- [EXTRACTED INFORMATION]

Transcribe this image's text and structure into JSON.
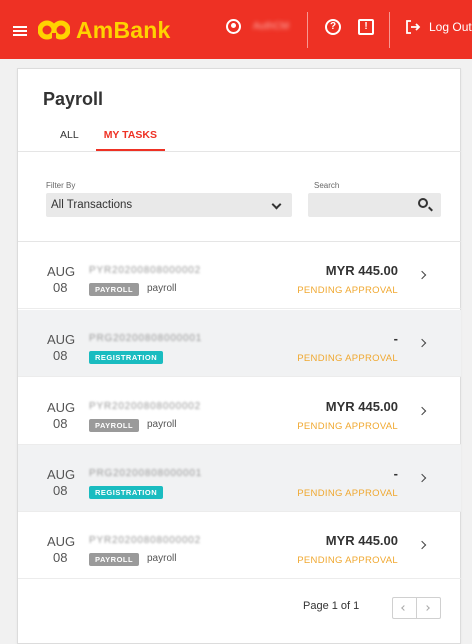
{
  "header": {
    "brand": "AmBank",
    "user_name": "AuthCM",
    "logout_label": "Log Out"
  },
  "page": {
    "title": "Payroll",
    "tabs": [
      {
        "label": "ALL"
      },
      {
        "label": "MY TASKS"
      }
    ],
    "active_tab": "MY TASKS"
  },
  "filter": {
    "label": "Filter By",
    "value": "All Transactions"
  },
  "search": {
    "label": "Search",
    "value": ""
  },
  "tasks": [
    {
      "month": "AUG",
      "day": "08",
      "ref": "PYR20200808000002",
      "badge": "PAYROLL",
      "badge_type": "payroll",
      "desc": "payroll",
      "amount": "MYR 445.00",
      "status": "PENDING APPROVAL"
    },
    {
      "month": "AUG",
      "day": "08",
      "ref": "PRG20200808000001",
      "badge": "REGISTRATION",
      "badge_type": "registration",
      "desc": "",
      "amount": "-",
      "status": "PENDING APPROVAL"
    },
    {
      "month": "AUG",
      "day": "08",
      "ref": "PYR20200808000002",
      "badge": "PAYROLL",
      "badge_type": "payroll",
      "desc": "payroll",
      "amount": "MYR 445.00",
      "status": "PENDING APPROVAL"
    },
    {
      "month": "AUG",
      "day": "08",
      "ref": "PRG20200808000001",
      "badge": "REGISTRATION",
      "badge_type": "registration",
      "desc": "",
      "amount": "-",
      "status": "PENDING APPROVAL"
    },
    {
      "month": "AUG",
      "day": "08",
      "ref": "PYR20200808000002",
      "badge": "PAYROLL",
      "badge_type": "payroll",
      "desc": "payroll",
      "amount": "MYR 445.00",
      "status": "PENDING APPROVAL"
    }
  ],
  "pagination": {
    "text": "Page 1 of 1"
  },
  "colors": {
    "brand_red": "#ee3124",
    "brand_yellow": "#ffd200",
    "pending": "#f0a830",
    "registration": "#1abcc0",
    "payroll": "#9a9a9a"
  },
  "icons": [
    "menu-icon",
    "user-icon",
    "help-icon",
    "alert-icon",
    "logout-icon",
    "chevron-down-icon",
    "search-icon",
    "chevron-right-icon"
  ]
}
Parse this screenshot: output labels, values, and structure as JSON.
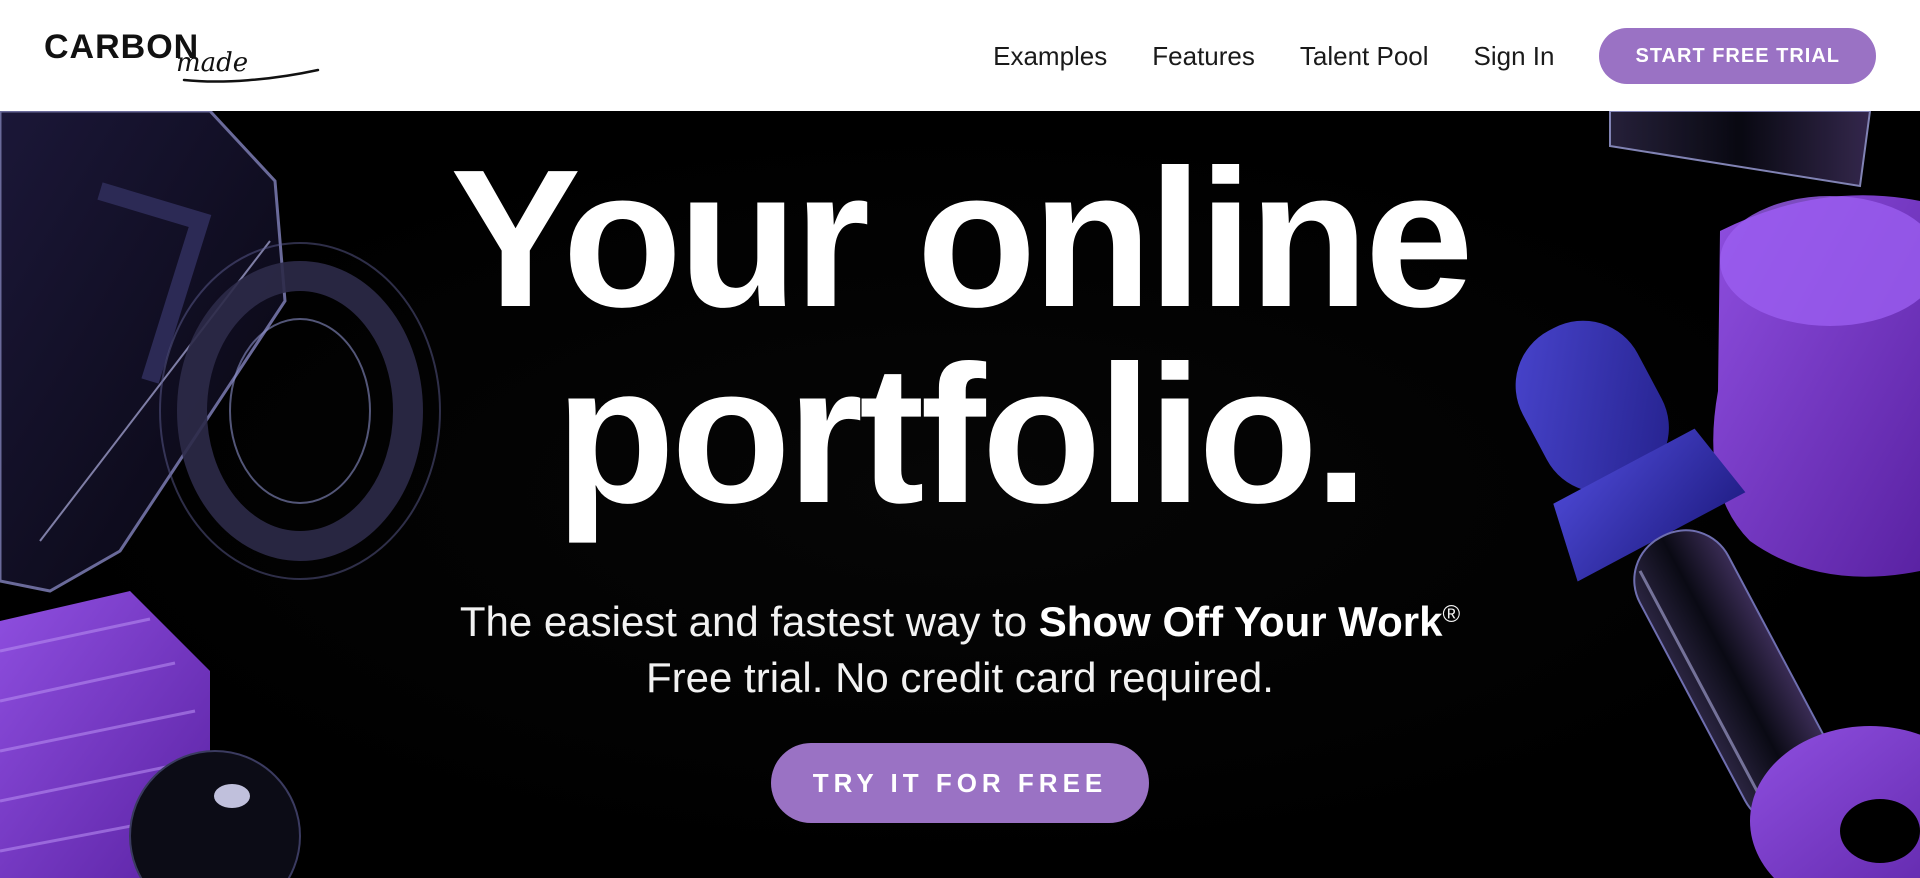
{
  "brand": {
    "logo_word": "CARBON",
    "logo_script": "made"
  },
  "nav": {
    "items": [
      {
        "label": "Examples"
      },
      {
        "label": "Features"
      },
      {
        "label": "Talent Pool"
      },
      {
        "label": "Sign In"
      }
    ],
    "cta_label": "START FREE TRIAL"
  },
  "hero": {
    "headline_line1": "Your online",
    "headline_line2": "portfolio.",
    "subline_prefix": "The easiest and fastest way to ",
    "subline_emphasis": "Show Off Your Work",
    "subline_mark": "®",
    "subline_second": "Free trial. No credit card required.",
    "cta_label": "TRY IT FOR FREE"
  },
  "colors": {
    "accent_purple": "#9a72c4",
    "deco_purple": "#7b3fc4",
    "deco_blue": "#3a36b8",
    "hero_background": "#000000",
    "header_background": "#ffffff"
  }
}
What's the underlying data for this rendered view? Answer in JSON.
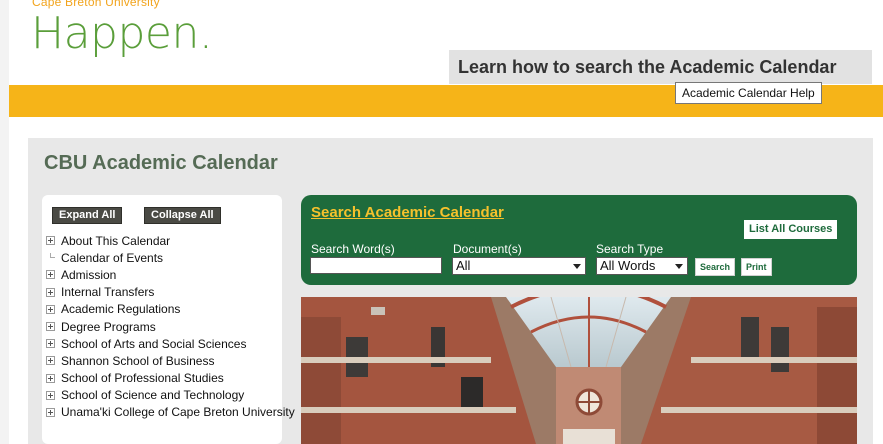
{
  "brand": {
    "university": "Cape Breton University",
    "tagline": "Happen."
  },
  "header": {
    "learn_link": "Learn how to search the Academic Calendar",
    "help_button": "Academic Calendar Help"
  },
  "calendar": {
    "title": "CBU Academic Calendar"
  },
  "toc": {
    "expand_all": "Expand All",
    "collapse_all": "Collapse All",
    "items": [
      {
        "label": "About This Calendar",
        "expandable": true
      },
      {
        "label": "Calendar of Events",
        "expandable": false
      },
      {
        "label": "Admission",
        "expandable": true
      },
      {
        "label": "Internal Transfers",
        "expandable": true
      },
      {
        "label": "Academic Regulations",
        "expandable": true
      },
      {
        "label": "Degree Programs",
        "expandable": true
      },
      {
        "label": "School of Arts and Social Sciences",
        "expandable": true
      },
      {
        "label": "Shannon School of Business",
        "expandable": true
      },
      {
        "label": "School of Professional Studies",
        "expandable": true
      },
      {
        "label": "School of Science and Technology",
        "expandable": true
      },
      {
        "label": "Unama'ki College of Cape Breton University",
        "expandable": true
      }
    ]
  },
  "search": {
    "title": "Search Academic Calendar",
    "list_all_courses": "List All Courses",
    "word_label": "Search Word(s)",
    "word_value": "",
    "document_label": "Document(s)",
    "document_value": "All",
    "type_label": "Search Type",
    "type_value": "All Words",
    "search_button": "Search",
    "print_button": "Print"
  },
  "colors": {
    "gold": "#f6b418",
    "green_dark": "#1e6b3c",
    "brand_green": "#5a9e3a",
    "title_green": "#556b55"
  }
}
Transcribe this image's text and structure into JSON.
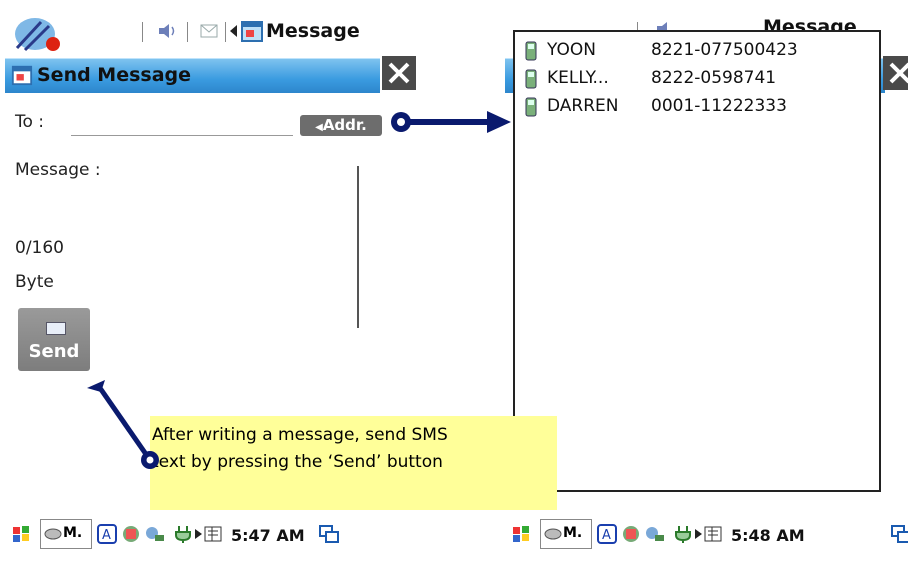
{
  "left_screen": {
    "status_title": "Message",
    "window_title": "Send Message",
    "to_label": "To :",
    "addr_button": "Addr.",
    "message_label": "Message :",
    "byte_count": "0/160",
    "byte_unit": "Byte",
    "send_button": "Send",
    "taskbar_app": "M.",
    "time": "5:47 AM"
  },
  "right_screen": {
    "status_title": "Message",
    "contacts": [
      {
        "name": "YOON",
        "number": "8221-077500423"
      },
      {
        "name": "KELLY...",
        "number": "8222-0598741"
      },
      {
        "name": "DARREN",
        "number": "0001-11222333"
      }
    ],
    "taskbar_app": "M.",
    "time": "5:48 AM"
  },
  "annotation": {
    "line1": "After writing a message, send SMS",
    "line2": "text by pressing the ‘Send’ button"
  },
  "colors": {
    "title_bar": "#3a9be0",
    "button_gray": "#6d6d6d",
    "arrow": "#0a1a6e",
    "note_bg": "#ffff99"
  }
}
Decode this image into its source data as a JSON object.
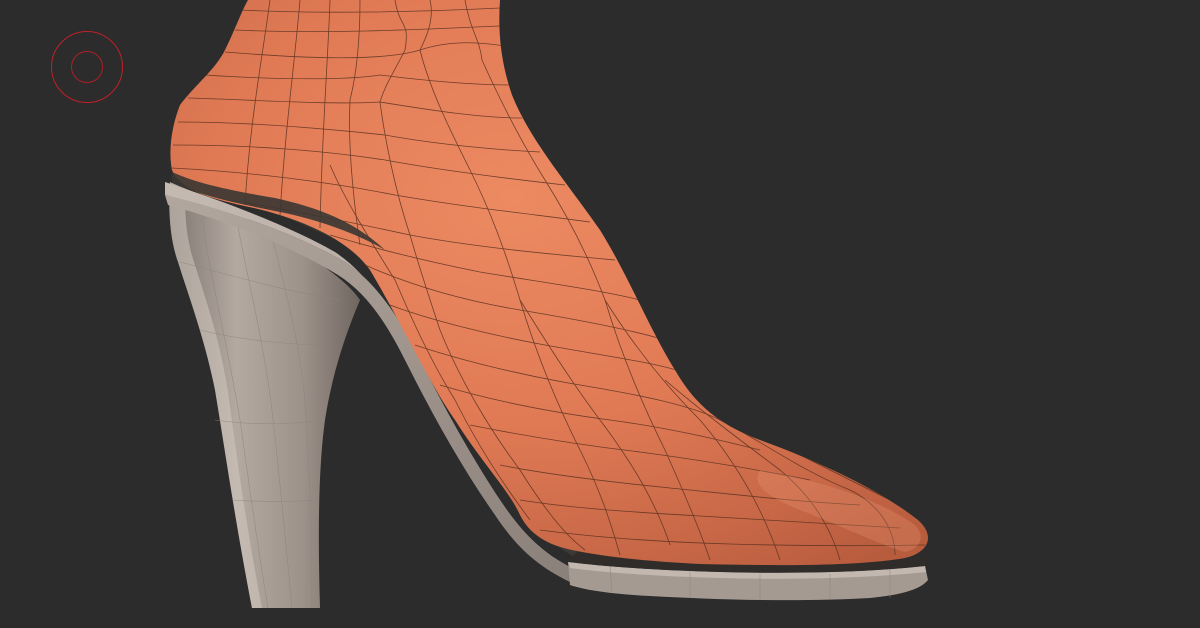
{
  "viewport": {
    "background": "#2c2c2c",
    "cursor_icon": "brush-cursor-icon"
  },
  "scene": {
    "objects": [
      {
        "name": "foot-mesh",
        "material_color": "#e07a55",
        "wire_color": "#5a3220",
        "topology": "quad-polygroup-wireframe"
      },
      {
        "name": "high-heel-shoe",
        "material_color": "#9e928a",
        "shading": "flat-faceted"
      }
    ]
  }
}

- [WORK TO DO] Restate the records above in full, word for word. Keep pictures out.

- [CORRECT ANSWER]
Transcribe this image's text and structure into JSON.
{
  "header": {
    "brand": "AmBank",
    "user_name": "AuthCM",
    "logout_label": "Log Out"
  },
  "page": {
    "title": "Payroll",
    "tabs": [
      {
        "label": "ALL"
      },
      {
        "label": "MY TASKS"
      }
    ],
    "active_tab": "MY TASKS"
  },
  "filter": {
    "label": "Filter By",
    "value": "All Transactions"
  },
  "search": {
    "label": "Search",
    "value": ""
  },
  "tasks": [
    {
      "month": "AUG",
      "day": "08",
      "ref": "PYR20200808000002",
      "badge": "PAYROLL",
      "badge_type": "payroll",
      "desc": "payroll",
      "amount": "MYR 445.00",
      "status": "PENDING APPROVAL"
    },
    {
      "month": "AUG",
      "day": "08",
      "ref": "PRG20200808000001",
      "badge": "REGISTRATION",
      "badge_type": "registration",
      "desc": "",
      "amount": "-",
      "status": "PENDING APPROVAL"
    },
    {
      "month": "AUG",
      "day": "08",
      "ref": "PYR20200808000002",
      "badge": "PAYROLL",
      "badge_type": "payroll",
      "desc": "payroll",
      "amount": "MYR 445.00",
      "status": "PENDING APPROVAL"
    },
    {
      "month": "AUG",
      "day": "08",
      "ref": "PRG20200808000001",
      "badge": "REGISTRATION",
      "badge_type": "registration",
      "desc": "",
      "amount": "-",
      "status": "PENDING APPROVAL"
    },
    {
      "month": "AUG",
      "day": "08",
      "ref": "PYR20200808000002",
      "badge": "PAYROLL",
      "badge_type": "payroll",
      "desc": "payroll",
      "amount": "MYR 445.00",
      "status": "PENDING APPROVAL"
    }
  ],
  "pagination": {
    "text": "Page 1 of 1"
  },
  "colors": {
    "brand_red": "#ee3124",
    "brand_yellow": "#ffd200",
    "pending": "#f0a830",
    "registration": "#1abcc0",
    "payroll": "#9a9a9a"
  },
  "icons": [
    "menu-icon",
    "user-icon",
    "help-icon",
    "alert-icon",
    "logout-icon",
    "chevron-down-icon",
    "search-icon",
    "chevron-right-icon"
  ]
}
Parse this screenshot: output labels, values, and structure as JSON.
{
  "brand": {
    "logo_word": "CARBON",
    "logo_script": "made"
  },
  "nav": {
    "items": [
      {
        "label": "Examples"
      },
      {
        "label": "Features"
      },
      {
        "label": "Talent Pool"
      },
      {
        "label": "Sign In"
      }
    ],
    "cta_label": "START FREE TRIAL"
  },
  "hero": {
    "headline_line1": "Your online",
    "headline_line2": "portfolio.",
    "subline_prefix": "The easiest and fastest way to ",
    "subline_emphasis": "Show Off Your Work",
    "subline_mark": "®",
    "subline_second": "Free trial. No credit card required.",
    "cta_label": "TRY IT FOR FREE"
  },
  "colors": {
    "accent_purple": "#9a72c4",
    "deco_purple": "#7b3fc4",
    "deco_blue": "#3a36b8",
    "hero_background": "#000000",
    "header_background": "#ffffff"
  }
}
What's the underlying data for this rendered view? Answer in JSON.
{
  "brand": {
    "university": "Cape Breton University",
    "tagline": "Happen."
  },
  "header": {
    "learn_link": "Learn how to search the Academic Calendar",
    "help_button": "Academic Calendar Help"
  },
  "calendar": {
    "title": "CBU Academic Calendar"
  },
  "toc": {
    "expand_all": "Expand All",
    "collapse_all": "Collapse All",
    "items": [
      {
        "label": "About This Calendar",
        "expandable": true
      },
      {
        "label": "Calendar of Events",
        "expandable": false
      },
      {
        "label": "Admission",
        "expandable": true
      },
      {
        "label": "Internal Transfers",
        "expandable": true
      },
      {
        "label": "Academic Regulations",
        "expandable": true
      },
      {
        "label": "Degree Programs",
        "expandable": true
      },
      {
        "label": "School of Arts and Social Sciences",
        "expandable": true
      },
      {
        "label": "Shannon School of Business",
        "expandable": true
      },
      {
        "label": "School of Professional Studies",
        "expandable": true
      },
      {
        "label": "School of Science and Technology",
        "expandable": true
      },
      {
        "label": "Unama'ki College of Cape Breton University",
        "expandable": true
      }
    ]
  },
  "search": {
    "title": "Search Academic Calendar",
    "list_all_courses": "List All Courses",
    "word_label": "Search Word(s)",
    "word_value": "",
    "document_label": "Document(s)",
    "document_value": "All",
    "type_label": "Search Type",
    "type_value": "All Words",
    "search_button": "Search",
    "print_button": "Print"
  },
  "colors": {
    "gold": "#f6b418",
    "green_dark": "#1e6b3c",
    "brand_green": "#5a9e3a",
    "title_green": "#556b55"
  }
}
Transcribe this image's text and structure into JSON.
{
  "left_screen": {
    "status_title": "Message",
    "window_title": "Send Message",
    "to_label": "To :",
    "addr_button": "Addr.",
    "message_label": "Message :",
    "byte_count": "0/160",
    "byte_unit": "Byte",
    "send_button": "Send",
    "taskbar_app": "M.",
    "time": "5:47 AM"
  },
  "right_screen": {
    "status_title": "Message",
    "contacts": [
      {
        "name": "YOON",
        "number": "8221-077500423"
      },
      {
        "name": "KELLY...",
        "number": "8222-0598741"
      },
      {
        "name": "DARREN",
        "number": "0001-11222333"
      }
    ],
    "taskbar_app": "M.",
    "time": "5:48 AM"
  },
  "annotation": {
    "line1": "After writing a message, send SMS",
    "line2": "text by pressing the ‘Send’ button"
  },
  "colors": {
    "title_bar": "#3a9be0",
    "button_gray": "#6d6d6d",
    "arrow": "#0a1a6e",
    "note_bg": "#ffff99"
  }
}
Decode this image into its source data as a JSON object.
{
  "viewport": {
    "background": "#2c2c2c",
    "cursor_icon": "brush-cursor-icon"
  },
  "scene": {
    "objects": [
      {
        "name": "foot-mesh",
        "material_color": "#e07a55",
        "wire_color": "#5a3220",
        "topology": "quad-polygroup-wireframe"
      },
      {
        "name": "high-heel-shoe",
        "material_color": "#9e928a",
        "shading": "flat-faceted"
      }
    ]
  }
}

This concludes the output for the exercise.